Aim of the exercise:
From the listing that follows, output everything exactly except the pictures.

[start Dataset rows]

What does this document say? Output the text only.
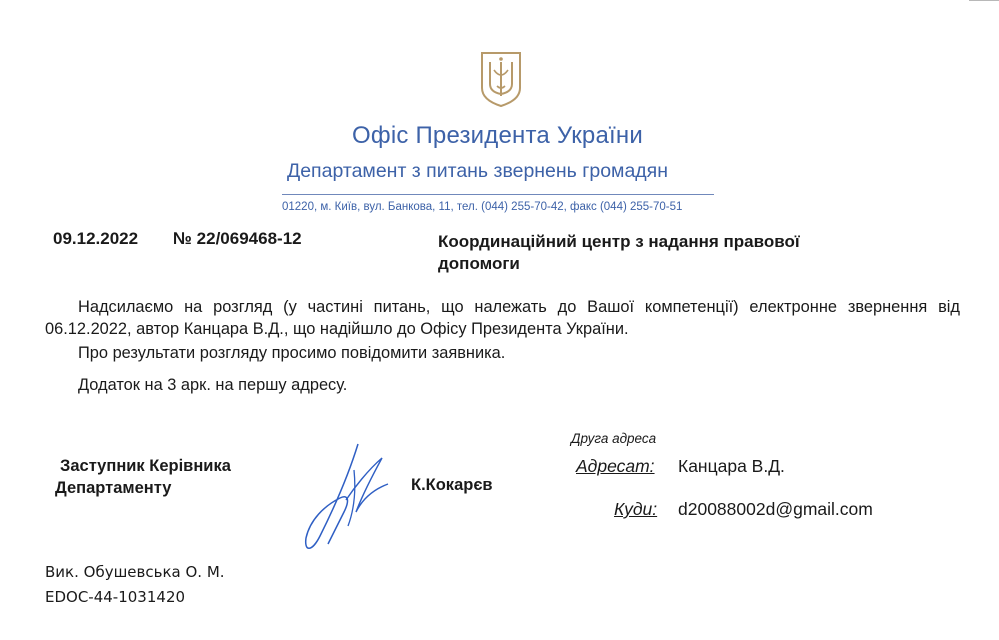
Офіс Президента України
Департамент з питань звернень громадян
01220, м. Київ, вул. Банкова, 11, тел. (044) 255-70-42, факс (044) 255-70-51
09.12.2022 № 22/069468-12	Координаційний центр з надання правової допомоги
Надсилаємо на розгляд (у частині питань, що належать до Вашої компетенції) електронне звернення від 06.12.2022, автор Канцара В.Д., що надійшло до Офісу Президента України.
Про результати розгляду просимо повідомити заявника.
Додаток на 3 арк. на першу адресу.
Заступник Керівника
Департаменту	К.Кокарєв
Друга адреса
Адресат: Канцара В.Д.
Куди: d20088002d@gmail.com
Вик. Обушевська О. М.
EDOC-44-1031420
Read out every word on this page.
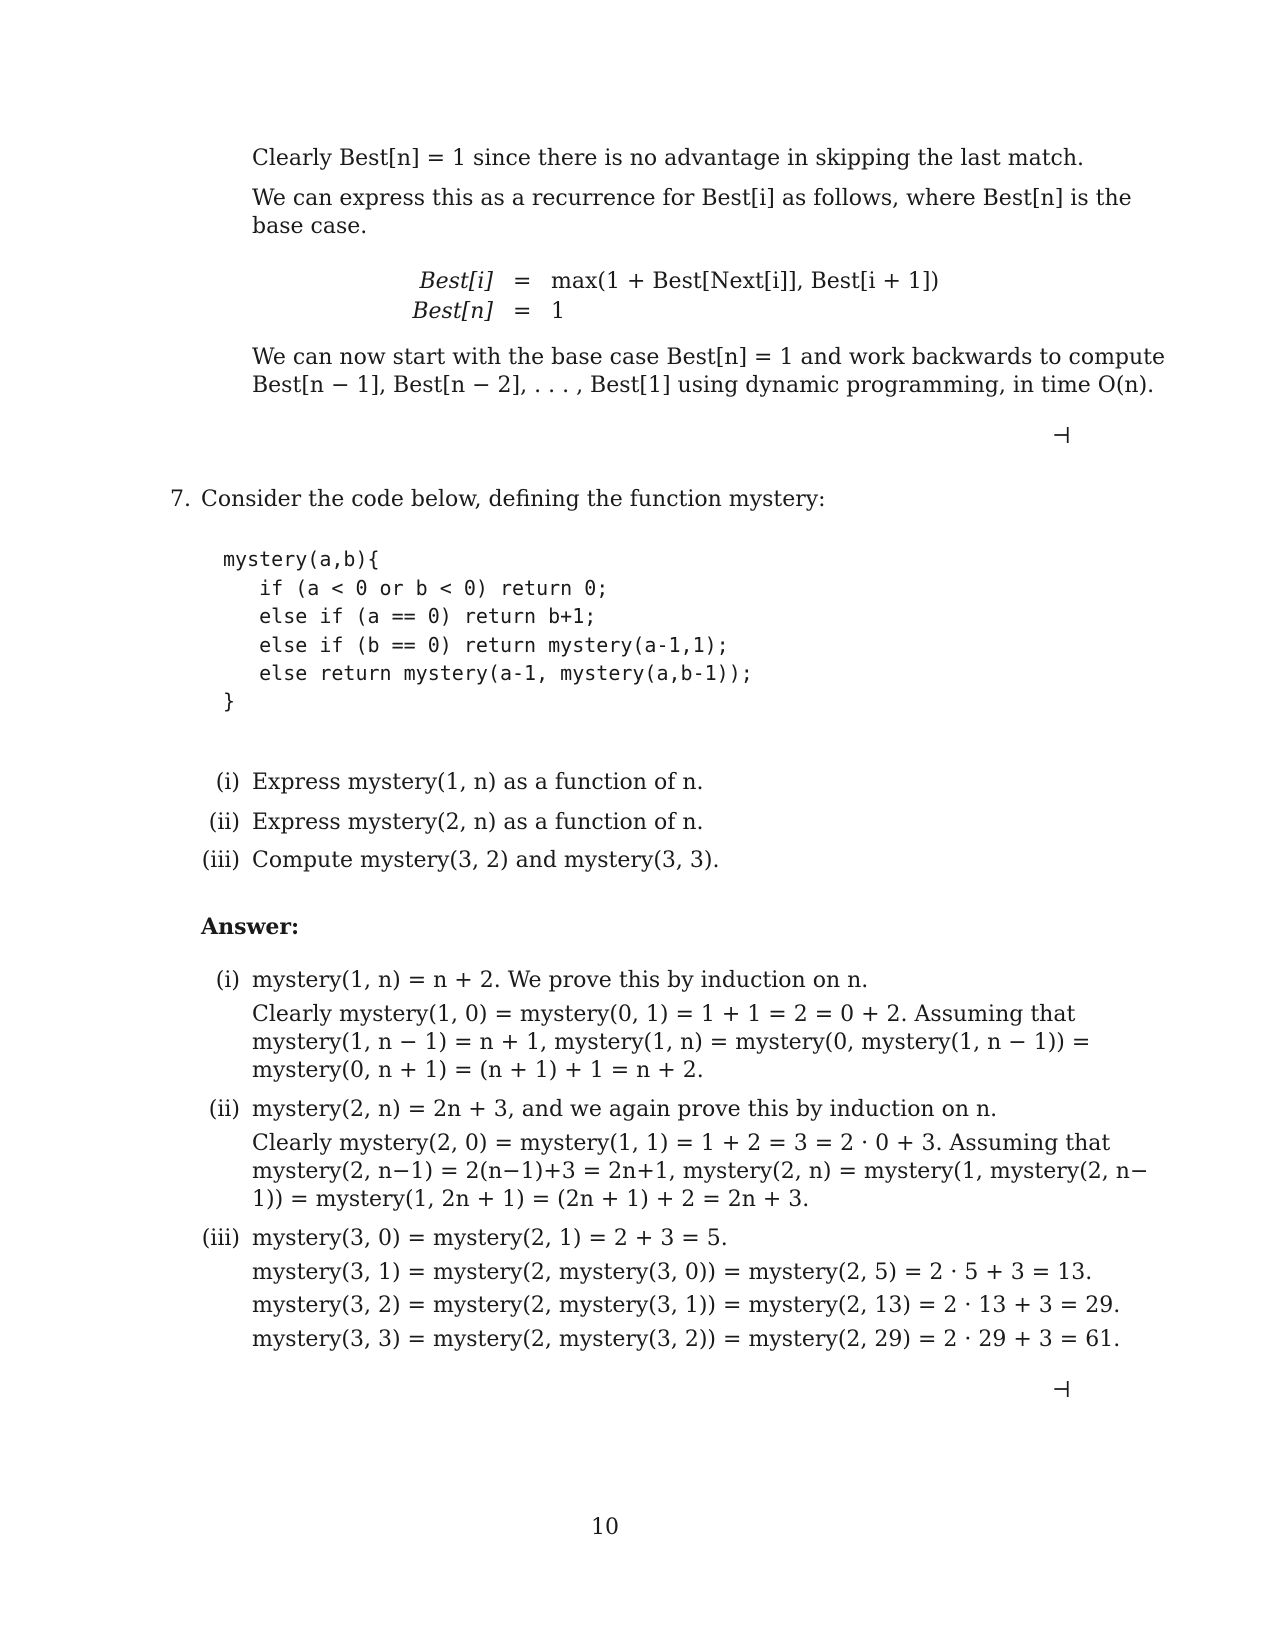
Clearly Best[n] = 1 since there is no advantage in skipping the last match.
We can express this as a recurrence for Best[i] as follows, where Best[n] is the
base case.
Best[i] = max(1 + Best[Next[i]], Best[i + 1])
Best[n] = 1
We can now start with the base case Best[n] = 1 and work backwards to compute
Best[n − 1], Best[n − 2], . . . , Best[1] using dynamic programming, in time O(n).
⊣
7. Consider the code below, defining the function mystery:
mystery(a,b){
if (a < 0 or b < 0) return 0;
else if (a == 0) return b+1;
else if (b == 0) return mystery(a-1,1);
else return mystery(a-1, mystery(a,b-1));
}
(i) Express mystery(1, n) as a function of n.
(ii) Express mystery(2, n) as a function of n.
(iii) Compute mystery(3, 2) and mystery(3, 3).
Answer:
(i) mystery(1, n) = n + 2. We prove this by induction on n.
Clearly mystery(1, 0) = mystery(0, 1) = 1 + 1 = 2 = 0 + 2. Assuming that
mystery(1, n − 1) = n + 1, mystery(1, n) = mystery(0, mystery(1, n − 1)) =
mystery(0, n + 1) = (n + 1) + 1 = n + 2.
(ii) mystery(2, n) = 2n + 3, and we again prove this by induction on n.
Clearly mystery(2, 0) = mystery(1, 1) = 1 + 2 = 3 = 2 · 0 + 3. Assuming that
mystery(2, n−1) = 2(n−1)+3 = 2n+1, mystery(2, n) = mystery(1, mystery(2, n−
1)) = mystery(1, 2n + 1) = (2n + 1) + 2 = 2n + 3.
(iii) mystery(3, 0) = mystery(2, 1) = 2 + 3 = 5.
mystery(3, 1) = mystery(2, mystery(3, 0)) = mystery(2, 5) = 2 · 5 + 3 = 13.
mystery(3, 2) = mystery(2, mystery(3, 1)) = mystery(2, 13) = 2 · 13 + 3 = 29.
mystery(3, 3) = mystery(2, mystery(3, 2)) = mystery(2, 29) = 2 · 29 + 3 = 61.
⊣
10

[end Dataset rows]

Written response:
What does this document say? Output the text only.
Офіс Президента України
Департамент з питань звернень громадян
01220, м. Київ, вул. Банкова, 11, тел. (044) 255-70-42, факс (044) 255-70-51
09.12.2022 № 22/069468-12	Координаційний центр з надання правової допомоги
Надсилаємо на розгляд (у частині питань, що належать до Вашої компетенції) електронне звернення від 06.12.2022, автор Канцара В.Д., що надійшло до Офісу Президента України.
Про результати розгляду просимо повідомити заявника.
Додаток на 3 арк. на першу адресу.
Заступник Керівника
Департаменту	К.Кокарєв
Друга адреса
Адресат: Канцара В.Д.
Куди: d20088002d@gmail.com
Вик. Обушевська О. М.
EDOC-44-1031420
Read out every word on this page.
Clearly Best[n] = 1 since there is no advantage in skipping the last match.
We can express this as a recurrence for Best[i] as follows, where Best[n] is the
base case.
Best[i] = max(1 + Best[Next[i]], Best[i + 1])
Best[n] = 1
We can now start with the base case Best[n] = 1 and work backwards to compute
Best[n − 1], Best[n − 2], . . . , Best[1] using dynamic programming, in time O(n).
⊣
7. Consider the code below, defining the function mystery:
mystery(a,b){
if (a < 0 or b < 0) return 0;
else if (a == 0) return b+1;
else if (b == 0) return mystery(a-1,1);
else return mystery(a-1, mystery(a,b-1));
}
(i) Express mystery(1, n) as a function of n.
(ii) Express mystery(2, n) as a function of n.
(iii) Compute mystery(3, 2) and mystery(3, 3).
Answer:
(i) mystery(1, n) = n + 2. We prove this by induction on n.
Clearly mystery(1, 0) = mystery(0, 1) = 1 + 1 = 2 = 0 + 2. Assuming that
mystery(1, n − 1) = n + 1, mystery(1, n) = mystery(0, mystery(1, n − 1)) =
mystery(0, n + 1) = (n + 1) + 1 = n + 2.
(ii) mystery(2, n) = 2n + 3, and we again prove this by induction on n.
Clearly mystery(2, 0) = mystery(1, 1) = 1 + 2 = 3 = 2 · 0 + 3. Assuming that
mystery(2, n−1) = 2(n−1)+3 = 2n+1, mystery(2, n) = mystery(1, mystery(2, n−
1)) = mystery(1, 2n + 1) = (2n + 1) + 2 = 2n + 3.
(iii) mystery(3, 0) = mystery(2, 1) = 2 + 3 = 5.
mystery(3, 1) = mystery(2, mystery(3, 0)) = mystery(2, 5) = 2 · 5 + 3 = 13.
mystery(3, 2) = mystery(2, mystery(3, 1)) = mystery(2, 13) = 2 · 13 + 3 = 29.
mystery(3, 3) = mystery(2, mystery(3, 2)) = mystery(2, 29) = 2 · 29 + 3 = 61.
⊣
10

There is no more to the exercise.